*Task prompt:* Retype the lines exactly, starting at the line that contains "Patent image size: (1378, 1020)." and ending at the end of the records.

*Stored records:*
= = =
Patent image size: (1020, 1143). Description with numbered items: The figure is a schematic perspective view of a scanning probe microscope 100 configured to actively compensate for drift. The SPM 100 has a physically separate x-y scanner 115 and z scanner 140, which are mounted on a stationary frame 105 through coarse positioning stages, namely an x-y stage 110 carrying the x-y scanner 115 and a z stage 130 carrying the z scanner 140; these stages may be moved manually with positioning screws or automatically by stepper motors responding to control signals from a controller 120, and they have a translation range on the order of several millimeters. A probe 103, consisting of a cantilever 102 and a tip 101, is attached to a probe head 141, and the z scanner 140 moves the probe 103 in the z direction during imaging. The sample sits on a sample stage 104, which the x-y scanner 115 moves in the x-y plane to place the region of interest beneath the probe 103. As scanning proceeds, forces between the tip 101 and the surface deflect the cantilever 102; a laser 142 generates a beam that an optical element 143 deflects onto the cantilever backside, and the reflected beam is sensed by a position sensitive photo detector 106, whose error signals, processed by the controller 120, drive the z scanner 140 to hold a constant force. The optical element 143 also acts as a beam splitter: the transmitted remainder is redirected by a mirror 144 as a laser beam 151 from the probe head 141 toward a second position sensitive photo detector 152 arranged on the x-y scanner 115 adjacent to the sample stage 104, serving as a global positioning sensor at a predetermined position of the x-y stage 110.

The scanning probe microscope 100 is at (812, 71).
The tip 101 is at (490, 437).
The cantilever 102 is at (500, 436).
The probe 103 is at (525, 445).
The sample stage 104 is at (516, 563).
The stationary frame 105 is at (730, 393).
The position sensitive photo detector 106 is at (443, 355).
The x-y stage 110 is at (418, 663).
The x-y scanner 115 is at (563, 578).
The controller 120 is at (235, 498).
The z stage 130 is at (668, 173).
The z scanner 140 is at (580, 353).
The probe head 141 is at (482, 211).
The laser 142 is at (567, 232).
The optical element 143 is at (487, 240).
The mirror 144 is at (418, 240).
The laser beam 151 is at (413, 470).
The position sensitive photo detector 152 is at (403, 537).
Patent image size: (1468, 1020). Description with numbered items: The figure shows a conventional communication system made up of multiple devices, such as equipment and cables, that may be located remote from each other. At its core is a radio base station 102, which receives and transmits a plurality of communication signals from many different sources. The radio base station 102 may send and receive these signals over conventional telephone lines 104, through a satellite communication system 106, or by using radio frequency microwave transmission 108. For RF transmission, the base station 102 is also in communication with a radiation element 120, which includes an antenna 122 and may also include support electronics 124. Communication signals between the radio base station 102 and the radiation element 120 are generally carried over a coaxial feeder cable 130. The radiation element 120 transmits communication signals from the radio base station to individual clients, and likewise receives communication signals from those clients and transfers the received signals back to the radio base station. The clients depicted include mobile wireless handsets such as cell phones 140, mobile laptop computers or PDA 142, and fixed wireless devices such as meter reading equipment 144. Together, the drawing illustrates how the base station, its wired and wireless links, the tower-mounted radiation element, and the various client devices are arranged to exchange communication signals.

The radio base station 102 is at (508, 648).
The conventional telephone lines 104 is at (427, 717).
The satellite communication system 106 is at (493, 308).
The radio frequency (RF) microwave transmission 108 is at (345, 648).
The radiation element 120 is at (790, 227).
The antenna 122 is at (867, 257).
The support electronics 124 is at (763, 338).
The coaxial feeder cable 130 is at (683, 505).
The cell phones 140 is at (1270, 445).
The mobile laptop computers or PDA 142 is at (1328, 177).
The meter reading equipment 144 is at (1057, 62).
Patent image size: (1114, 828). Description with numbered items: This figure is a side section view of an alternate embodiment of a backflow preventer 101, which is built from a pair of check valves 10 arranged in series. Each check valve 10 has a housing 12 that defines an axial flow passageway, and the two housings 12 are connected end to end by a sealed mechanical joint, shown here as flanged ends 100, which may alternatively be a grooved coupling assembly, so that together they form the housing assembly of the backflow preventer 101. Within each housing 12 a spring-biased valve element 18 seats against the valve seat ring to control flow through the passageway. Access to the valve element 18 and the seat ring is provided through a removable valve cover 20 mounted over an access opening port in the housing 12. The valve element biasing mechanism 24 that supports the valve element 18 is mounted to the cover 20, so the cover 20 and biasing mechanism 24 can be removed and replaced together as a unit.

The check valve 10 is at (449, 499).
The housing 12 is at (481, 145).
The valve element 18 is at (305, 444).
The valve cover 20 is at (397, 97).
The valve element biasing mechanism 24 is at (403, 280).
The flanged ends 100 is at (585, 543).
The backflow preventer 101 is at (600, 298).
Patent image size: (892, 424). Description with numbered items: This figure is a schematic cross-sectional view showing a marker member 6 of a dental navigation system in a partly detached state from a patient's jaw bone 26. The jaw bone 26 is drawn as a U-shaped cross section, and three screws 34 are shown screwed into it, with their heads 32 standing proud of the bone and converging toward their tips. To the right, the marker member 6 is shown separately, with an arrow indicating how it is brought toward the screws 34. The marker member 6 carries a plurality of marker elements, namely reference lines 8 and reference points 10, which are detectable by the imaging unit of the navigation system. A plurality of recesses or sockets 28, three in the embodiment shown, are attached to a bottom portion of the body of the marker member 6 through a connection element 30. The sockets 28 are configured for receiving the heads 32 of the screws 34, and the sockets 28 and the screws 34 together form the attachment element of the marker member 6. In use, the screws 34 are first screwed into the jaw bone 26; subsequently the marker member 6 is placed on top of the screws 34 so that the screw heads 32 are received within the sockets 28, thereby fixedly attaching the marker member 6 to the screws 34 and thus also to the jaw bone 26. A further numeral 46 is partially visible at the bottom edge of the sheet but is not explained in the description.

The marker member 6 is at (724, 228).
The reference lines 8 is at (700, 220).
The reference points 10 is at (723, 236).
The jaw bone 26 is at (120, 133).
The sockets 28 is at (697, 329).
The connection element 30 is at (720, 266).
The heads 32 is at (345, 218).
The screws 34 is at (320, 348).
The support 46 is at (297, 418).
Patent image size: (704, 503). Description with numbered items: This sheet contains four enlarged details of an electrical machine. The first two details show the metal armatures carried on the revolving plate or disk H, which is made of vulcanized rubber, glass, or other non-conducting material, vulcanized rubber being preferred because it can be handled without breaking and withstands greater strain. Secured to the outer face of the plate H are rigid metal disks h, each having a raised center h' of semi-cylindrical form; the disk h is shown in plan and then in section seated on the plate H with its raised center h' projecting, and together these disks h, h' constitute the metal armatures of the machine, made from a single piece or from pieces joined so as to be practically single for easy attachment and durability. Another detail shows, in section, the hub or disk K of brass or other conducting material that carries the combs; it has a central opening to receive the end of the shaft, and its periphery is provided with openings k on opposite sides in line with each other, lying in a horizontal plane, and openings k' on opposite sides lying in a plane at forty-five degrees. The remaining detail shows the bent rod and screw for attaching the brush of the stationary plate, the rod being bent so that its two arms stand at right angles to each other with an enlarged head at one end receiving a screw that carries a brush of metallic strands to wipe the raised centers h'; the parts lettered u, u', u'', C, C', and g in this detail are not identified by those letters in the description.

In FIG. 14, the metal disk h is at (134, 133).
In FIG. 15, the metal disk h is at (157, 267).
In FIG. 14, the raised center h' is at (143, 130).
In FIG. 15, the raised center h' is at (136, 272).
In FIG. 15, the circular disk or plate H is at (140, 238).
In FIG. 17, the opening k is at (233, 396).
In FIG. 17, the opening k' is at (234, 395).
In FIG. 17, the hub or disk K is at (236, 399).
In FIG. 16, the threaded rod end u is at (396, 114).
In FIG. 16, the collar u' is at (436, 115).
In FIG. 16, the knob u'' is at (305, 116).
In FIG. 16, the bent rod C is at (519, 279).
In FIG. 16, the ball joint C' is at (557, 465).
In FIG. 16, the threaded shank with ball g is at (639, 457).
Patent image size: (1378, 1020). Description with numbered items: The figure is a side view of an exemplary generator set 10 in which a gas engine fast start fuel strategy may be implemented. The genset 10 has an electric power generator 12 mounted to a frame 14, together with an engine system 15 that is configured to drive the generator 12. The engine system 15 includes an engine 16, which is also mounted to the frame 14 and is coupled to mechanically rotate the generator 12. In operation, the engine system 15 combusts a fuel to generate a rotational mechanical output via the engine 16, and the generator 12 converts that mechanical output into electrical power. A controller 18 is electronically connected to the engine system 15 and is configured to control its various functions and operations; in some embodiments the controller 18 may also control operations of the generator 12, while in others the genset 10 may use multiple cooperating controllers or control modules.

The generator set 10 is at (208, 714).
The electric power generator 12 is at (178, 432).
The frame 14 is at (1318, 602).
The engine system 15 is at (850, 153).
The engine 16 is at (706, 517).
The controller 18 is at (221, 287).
= = =
*Task answer:*
Patent image size: (1378, 1020). Description with numbered items: The figure is a side view of an exemplary generator set 10 in which a gas engine fast start fuel strategy may be implemented. The genset 10 has an electric power generator 12 mounted to a frame 14, together with an engine system 15 that is configured to drive the generator 12. The engine system 15 includes an engine 16, which is also mounted to the frame 14 and is coupled to mechanically rotate the generator 12. In operation, the engine system 15 combusts a fuel to generate a rotational mechanical output via the engine 16, and the generator 12 converts that mechanical output into electrical power. A controller 18 is electronically connected to the engine system 15 and is configured to control its various functions and operations; in some embodiments the controller 18 may also control operations of the generator 12, while in others the genset 10 may use multiple cooperating controllers or control modules.

The generator set 10 is at (208, 714).
The electric power generator 12 is at (178, 432).
The frame 14 is at (1318, 602).
The engine system 15 is at (850, 153).
The engine 16 is at (706, 517).
The controller 18 is at (221, 287).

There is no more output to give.